#### [Brief]
Using the material below, copy every line where "xlabel" appears.

________________

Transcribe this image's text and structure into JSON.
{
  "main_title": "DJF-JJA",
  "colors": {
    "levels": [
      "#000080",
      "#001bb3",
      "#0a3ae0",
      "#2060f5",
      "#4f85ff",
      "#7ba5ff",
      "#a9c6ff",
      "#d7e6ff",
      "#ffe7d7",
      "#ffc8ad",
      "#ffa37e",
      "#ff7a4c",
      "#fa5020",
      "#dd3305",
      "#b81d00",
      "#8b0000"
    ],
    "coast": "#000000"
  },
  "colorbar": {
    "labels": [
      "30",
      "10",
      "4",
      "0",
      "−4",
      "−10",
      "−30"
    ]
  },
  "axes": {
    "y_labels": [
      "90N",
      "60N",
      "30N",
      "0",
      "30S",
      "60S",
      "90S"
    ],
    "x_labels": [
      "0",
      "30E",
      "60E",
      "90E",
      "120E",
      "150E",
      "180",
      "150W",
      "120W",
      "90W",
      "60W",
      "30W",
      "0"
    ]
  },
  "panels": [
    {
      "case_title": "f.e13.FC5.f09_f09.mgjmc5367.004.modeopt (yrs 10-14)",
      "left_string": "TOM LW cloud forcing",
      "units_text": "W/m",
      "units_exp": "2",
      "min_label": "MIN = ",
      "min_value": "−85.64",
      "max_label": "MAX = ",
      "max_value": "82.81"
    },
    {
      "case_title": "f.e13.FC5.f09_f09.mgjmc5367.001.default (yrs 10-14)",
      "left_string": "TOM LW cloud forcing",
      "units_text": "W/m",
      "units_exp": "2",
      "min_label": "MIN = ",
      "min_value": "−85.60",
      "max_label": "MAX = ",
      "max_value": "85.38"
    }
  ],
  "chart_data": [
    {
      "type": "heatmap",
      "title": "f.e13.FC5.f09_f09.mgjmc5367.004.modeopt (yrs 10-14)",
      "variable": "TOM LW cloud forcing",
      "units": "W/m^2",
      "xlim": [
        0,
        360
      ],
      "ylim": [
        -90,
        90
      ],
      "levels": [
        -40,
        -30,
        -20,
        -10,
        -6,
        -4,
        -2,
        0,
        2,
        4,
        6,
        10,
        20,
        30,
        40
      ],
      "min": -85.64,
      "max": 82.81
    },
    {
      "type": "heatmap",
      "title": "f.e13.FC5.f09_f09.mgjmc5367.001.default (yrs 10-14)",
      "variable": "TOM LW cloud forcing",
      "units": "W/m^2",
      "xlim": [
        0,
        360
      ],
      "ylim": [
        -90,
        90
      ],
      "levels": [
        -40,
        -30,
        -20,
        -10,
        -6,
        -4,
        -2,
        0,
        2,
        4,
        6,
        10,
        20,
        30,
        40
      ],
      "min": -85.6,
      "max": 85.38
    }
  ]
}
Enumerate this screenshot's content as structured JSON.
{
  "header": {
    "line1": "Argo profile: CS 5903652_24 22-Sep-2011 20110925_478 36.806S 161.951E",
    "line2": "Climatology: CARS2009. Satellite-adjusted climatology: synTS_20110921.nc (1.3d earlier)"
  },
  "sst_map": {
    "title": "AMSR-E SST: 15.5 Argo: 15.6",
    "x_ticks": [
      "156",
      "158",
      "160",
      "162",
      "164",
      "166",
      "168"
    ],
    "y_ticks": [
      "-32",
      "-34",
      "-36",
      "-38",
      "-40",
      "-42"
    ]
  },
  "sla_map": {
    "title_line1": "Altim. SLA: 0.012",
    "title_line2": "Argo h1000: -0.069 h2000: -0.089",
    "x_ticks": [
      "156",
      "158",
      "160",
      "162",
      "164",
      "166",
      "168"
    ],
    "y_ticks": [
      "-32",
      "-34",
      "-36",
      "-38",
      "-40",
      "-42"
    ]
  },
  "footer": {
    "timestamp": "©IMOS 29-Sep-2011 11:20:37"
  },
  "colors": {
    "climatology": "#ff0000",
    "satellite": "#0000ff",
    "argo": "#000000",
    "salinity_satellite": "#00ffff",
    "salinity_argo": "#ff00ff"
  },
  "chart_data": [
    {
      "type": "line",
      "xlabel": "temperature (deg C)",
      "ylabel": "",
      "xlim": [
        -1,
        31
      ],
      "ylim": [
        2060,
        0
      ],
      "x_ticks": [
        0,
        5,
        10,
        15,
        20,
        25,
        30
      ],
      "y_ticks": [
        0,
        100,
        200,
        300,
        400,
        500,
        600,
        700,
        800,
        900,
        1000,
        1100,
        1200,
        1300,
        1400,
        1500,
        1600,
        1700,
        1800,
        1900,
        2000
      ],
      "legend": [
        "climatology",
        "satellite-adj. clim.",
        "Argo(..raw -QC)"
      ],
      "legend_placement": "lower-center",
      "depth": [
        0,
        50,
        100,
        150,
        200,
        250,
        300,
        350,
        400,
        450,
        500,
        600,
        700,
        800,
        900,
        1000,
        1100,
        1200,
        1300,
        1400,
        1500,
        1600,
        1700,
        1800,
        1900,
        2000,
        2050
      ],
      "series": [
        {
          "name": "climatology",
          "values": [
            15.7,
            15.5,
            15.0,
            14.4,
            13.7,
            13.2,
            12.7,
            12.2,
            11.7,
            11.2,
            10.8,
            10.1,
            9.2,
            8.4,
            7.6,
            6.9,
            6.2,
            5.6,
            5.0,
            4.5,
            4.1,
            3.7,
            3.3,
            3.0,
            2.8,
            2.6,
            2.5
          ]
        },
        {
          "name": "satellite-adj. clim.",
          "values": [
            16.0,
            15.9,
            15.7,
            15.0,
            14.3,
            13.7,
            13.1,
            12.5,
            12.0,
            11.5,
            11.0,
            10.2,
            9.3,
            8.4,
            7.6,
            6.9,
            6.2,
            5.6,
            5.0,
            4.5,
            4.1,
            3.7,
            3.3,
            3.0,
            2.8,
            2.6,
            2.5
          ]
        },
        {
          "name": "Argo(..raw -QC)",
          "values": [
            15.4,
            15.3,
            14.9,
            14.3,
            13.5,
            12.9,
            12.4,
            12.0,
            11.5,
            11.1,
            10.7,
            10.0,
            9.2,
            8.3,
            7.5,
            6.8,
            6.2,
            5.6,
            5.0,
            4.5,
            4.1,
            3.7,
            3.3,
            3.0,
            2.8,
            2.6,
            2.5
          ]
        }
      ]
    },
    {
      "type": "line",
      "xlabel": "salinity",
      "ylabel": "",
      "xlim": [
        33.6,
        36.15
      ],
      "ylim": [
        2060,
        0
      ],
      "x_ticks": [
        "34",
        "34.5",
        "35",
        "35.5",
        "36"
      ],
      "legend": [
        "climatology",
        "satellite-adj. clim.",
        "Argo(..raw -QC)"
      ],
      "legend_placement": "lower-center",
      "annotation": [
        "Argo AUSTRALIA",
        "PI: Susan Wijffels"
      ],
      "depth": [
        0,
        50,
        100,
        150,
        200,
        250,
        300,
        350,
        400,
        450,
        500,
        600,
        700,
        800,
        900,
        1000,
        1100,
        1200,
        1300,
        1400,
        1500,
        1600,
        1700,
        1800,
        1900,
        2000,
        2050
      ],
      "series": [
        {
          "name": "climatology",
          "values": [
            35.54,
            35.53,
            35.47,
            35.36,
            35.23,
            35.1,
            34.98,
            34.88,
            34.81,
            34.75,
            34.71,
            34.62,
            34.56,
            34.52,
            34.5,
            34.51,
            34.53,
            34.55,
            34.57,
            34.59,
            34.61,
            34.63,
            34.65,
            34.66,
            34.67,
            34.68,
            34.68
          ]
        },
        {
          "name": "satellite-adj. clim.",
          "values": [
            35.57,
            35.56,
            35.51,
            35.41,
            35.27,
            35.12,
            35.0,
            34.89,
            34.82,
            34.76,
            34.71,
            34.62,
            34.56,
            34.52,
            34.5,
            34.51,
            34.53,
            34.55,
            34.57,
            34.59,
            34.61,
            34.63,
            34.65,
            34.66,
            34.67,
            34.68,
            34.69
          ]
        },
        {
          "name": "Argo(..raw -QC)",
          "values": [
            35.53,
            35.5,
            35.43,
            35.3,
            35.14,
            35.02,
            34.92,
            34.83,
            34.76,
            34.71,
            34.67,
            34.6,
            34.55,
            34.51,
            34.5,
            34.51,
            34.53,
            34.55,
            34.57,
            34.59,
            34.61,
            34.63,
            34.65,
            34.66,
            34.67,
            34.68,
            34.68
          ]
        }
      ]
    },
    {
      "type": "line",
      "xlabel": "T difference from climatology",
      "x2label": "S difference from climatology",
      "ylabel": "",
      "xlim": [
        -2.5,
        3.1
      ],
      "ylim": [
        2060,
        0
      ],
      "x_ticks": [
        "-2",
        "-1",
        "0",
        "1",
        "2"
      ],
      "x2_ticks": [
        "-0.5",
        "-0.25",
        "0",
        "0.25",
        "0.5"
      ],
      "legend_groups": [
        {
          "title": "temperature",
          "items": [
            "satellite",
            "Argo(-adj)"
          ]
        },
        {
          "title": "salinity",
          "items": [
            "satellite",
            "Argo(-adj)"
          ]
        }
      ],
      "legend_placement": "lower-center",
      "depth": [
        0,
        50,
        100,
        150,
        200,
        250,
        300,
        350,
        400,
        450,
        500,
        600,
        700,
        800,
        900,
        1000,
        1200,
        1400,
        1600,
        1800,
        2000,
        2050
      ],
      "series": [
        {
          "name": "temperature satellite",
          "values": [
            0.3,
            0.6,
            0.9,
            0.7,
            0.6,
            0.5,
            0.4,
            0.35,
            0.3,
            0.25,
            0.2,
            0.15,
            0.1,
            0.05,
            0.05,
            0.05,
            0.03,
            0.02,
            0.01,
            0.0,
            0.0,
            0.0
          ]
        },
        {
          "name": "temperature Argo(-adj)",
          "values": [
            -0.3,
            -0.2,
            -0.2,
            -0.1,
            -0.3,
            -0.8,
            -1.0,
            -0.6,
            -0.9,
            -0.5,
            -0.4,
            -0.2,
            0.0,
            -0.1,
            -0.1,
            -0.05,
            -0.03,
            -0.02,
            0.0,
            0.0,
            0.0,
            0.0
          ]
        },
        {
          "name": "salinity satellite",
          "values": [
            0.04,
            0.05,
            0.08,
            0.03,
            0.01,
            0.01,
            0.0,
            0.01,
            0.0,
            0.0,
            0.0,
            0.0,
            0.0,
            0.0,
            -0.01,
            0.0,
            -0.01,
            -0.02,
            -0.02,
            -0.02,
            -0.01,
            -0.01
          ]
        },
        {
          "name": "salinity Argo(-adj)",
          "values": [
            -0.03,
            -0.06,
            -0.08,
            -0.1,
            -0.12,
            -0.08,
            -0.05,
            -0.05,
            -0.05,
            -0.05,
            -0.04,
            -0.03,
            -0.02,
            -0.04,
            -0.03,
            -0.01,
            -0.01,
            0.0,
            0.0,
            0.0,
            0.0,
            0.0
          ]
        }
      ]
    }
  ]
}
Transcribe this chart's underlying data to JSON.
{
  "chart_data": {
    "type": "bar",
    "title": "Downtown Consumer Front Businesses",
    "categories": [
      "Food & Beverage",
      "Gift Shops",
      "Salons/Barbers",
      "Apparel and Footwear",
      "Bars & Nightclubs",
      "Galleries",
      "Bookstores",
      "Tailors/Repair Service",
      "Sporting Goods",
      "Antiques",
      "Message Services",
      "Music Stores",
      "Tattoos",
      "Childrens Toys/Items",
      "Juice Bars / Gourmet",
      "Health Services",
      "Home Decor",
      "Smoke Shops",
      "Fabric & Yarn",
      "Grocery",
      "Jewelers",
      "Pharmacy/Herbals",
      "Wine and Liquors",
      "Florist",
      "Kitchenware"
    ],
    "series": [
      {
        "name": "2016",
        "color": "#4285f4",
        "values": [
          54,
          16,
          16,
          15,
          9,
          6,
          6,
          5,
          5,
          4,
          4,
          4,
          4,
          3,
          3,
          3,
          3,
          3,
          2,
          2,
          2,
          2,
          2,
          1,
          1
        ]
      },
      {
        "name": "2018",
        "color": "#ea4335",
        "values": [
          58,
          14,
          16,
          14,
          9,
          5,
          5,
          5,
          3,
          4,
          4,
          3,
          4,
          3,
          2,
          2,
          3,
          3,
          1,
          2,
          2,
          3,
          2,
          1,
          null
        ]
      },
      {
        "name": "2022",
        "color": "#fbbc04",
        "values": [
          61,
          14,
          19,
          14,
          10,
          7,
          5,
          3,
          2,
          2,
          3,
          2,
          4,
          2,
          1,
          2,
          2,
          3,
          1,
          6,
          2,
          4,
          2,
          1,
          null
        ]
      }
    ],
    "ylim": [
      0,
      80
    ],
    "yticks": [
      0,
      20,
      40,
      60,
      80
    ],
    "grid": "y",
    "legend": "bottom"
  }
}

________________

#### [Result for this task]
      "xlabel": "temperature (deg C)",
      "xlabel": "salinity",
      "xlabel": "T difference from climatology",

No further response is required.